* BEGIN SELECTION *

Re: Mirroring implementation

[Date Prev][Date Next][Thread Prev][Thread Next][Date Index][Thread Index]

 



Hi Roy,
 
I would be better indeed, but practically, even if it is supposed to request both disks (san arrays) in //, the closest array  will almost always be the first to answer unless it is overloaded.
 
What I'm looking for is the behaviour for writes, as I don't want to deal with failure scenarios in which I could find outdated data on my last remaining mirror leg.
 
 

 
2009/7/28, Roy Sigurd Karlsbakk <roy@karlsbakk.net>:
On 27. juli. 2009, at 15.56, malahal@us.ibm.com wrote:

It writes in parallel. Reads from a single device (switches on a device
failure only).


Wouldn't it be better to read in parallel, from different places? I've heard some controllers can do this, so that the reading will be somehow like reading from a RAID-0 stripe.

* END SELECTION *
* BEGIN MATERIAL SHOWN *

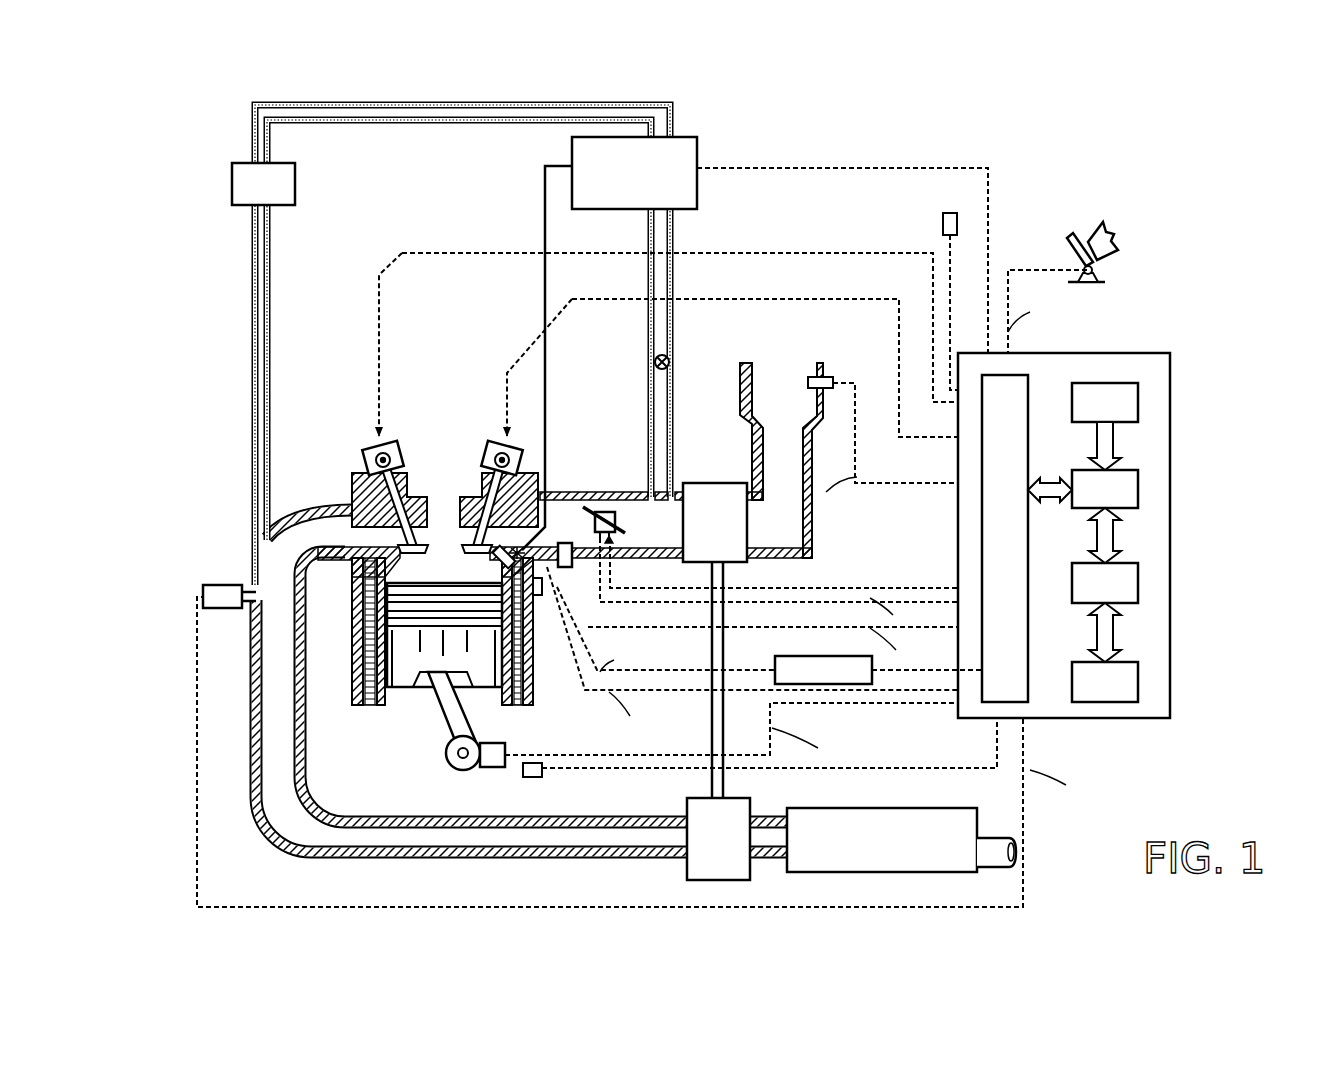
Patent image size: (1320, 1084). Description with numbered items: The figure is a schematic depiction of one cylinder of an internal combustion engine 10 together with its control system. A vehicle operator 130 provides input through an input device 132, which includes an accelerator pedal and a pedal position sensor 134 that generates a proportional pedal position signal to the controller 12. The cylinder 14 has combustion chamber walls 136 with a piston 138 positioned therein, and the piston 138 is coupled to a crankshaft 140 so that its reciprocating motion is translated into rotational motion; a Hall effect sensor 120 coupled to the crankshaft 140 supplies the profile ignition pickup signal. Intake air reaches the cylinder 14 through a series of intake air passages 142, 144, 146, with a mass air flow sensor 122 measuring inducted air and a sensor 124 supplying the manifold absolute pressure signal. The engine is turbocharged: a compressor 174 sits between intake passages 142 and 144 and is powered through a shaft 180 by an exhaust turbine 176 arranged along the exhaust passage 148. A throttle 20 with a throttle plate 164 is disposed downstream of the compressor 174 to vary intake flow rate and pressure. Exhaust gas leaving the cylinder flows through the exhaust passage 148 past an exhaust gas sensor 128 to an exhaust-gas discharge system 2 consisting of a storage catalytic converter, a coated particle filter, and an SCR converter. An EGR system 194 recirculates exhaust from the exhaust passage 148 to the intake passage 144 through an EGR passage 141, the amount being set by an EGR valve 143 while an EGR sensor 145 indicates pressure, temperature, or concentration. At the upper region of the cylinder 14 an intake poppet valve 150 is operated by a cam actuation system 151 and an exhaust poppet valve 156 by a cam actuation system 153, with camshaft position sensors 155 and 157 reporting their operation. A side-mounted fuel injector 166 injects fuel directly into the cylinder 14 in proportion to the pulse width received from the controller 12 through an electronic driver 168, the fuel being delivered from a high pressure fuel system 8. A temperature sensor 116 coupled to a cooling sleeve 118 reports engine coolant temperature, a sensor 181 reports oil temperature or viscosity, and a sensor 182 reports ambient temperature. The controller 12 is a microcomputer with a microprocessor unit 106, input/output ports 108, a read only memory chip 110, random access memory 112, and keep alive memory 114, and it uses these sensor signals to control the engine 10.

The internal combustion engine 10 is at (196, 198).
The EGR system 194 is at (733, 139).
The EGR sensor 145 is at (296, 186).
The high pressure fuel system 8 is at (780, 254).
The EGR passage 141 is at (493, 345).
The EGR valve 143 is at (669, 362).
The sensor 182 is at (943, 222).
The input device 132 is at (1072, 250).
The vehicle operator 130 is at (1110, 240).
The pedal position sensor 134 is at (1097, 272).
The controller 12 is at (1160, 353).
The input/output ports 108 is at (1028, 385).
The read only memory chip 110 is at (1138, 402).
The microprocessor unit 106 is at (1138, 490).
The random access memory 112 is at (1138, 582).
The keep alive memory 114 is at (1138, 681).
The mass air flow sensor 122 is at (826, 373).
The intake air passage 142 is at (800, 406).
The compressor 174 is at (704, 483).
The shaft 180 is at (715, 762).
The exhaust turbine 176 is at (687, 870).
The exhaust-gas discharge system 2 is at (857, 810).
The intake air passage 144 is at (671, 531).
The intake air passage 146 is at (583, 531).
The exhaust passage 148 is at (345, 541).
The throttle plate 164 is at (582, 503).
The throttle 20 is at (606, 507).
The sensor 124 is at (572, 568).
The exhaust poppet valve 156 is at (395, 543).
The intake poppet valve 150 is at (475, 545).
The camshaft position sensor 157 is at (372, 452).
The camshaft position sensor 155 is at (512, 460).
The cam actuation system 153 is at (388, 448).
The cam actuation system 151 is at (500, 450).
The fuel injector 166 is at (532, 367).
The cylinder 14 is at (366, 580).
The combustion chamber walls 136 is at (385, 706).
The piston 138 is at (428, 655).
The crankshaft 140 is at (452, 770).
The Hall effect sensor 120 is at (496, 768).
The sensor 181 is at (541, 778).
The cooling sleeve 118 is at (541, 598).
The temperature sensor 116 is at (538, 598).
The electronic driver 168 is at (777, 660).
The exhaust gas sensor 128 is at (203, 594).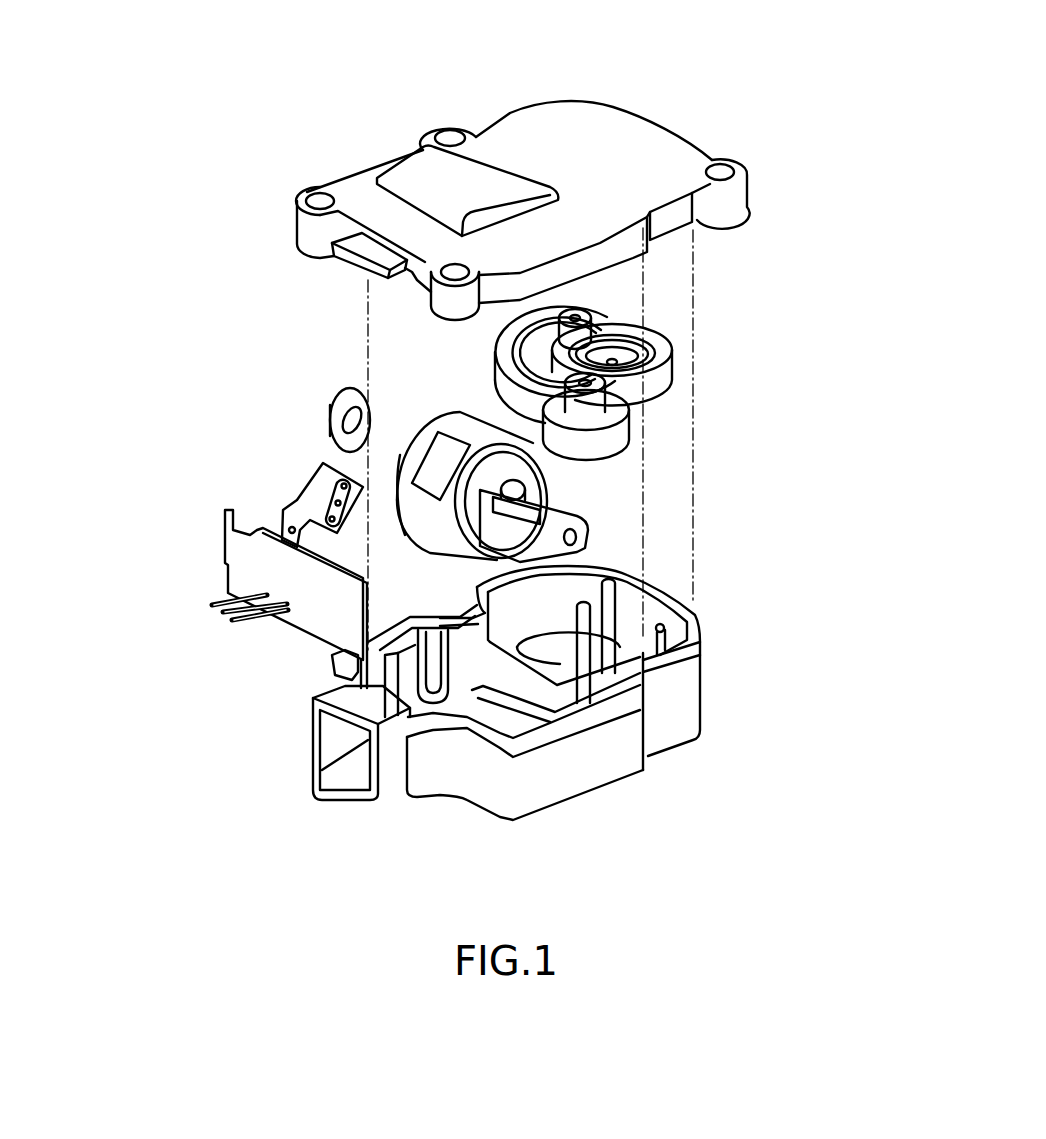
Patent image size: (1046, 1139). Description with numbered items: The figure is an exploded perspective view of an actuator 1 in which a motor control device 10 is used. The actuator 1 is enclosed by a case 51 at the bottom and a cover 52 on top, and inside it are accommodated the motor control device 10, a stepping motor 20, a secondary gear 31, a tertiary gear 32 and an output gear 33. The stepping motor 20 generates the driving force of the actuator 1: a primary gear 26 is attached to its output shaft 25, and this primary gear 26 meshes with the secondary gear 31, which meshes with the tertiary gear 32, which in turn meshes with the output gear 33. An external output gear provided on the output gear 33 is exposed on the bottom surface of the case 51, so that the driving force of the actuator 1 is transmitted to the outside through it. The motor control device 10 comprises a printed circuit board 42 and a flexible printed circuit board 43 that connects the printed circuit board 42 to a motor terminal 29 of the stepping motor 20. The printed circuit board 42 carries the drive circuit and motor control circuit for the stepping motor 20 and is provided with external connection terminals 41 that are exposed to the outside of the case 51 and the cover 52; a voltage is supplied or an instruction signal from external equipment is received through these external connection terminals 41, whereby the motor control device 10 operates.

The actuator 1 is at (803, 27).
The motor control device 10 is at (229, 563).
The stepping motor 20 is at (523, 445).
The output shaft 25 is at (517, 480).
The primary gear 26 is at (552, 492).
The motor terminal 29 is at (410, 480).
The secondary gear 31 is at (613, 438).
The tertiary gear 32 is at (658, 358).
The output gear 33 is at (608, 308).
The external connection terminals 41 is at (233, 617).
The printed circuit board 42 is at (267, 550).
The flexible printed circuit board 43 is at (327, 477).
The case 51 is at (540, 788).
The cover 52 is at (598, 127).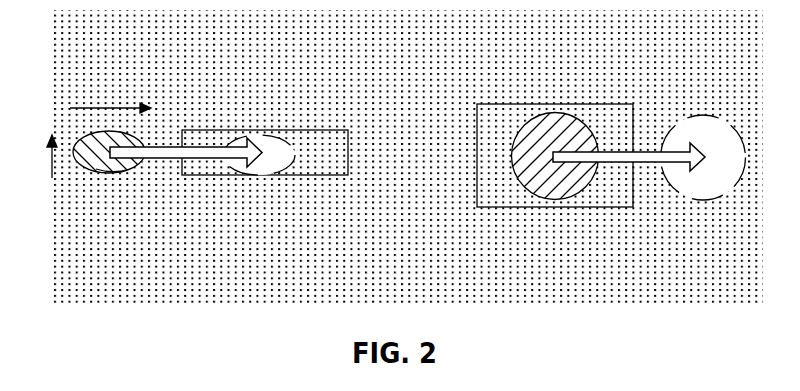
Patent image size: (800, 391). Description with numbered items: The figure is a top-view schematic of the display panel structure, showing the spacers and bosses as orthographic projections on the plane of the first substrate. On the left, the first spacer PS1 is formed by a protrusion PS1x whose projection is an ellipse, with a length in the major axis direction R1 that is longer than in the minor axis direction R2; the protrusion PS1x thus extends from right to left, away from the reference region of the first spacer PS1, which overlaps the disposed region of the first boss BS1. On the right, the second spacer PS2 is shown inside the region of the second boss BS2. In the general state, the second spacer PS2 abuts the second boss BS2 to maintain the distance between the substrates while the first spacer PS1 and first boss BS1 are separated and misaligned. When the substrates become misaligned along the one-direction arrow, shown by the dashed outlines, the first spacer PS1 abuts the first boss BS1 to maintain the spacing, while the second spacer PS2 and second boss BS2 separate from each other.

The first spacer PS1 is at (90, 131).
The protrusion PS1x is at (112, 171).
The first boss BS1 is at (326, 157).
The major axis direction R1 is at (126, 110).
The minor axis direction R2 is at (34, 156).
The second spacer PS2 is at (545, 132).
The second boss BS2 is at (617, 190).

* END MATERIAL SHOWN *

[TASKS FOR THIS EXERCISE]
1. Using the mirroring message, state whether each statement agrees with it, answering yes or no and quoting the deciding words:
(a) Writes go to the devices in parallel.
(b) Reads move to another device only when a device fails.
(c) The writer of the "Hi Roy" reply says the farthest array usually answers first.
2. Please answer these questions from the mirroring message:
(a) What date is given with Roy Sigurd Karlsbakk's address?
(b) Reading in parallel would be somewhat like reading from what?
(c) What does the writer of the "Hi Roy" reply not want to find on the last remaining mirror leg?

[RESPONSES IN ORDER]
1.
(a) Yes: "It writes in parallel."
(b) Yes: "switches on a device failure only"
(c) No: "the closest array"

2.
(a) 2009/7/28
(b) A RAID-0 stripe
(c) Outdated data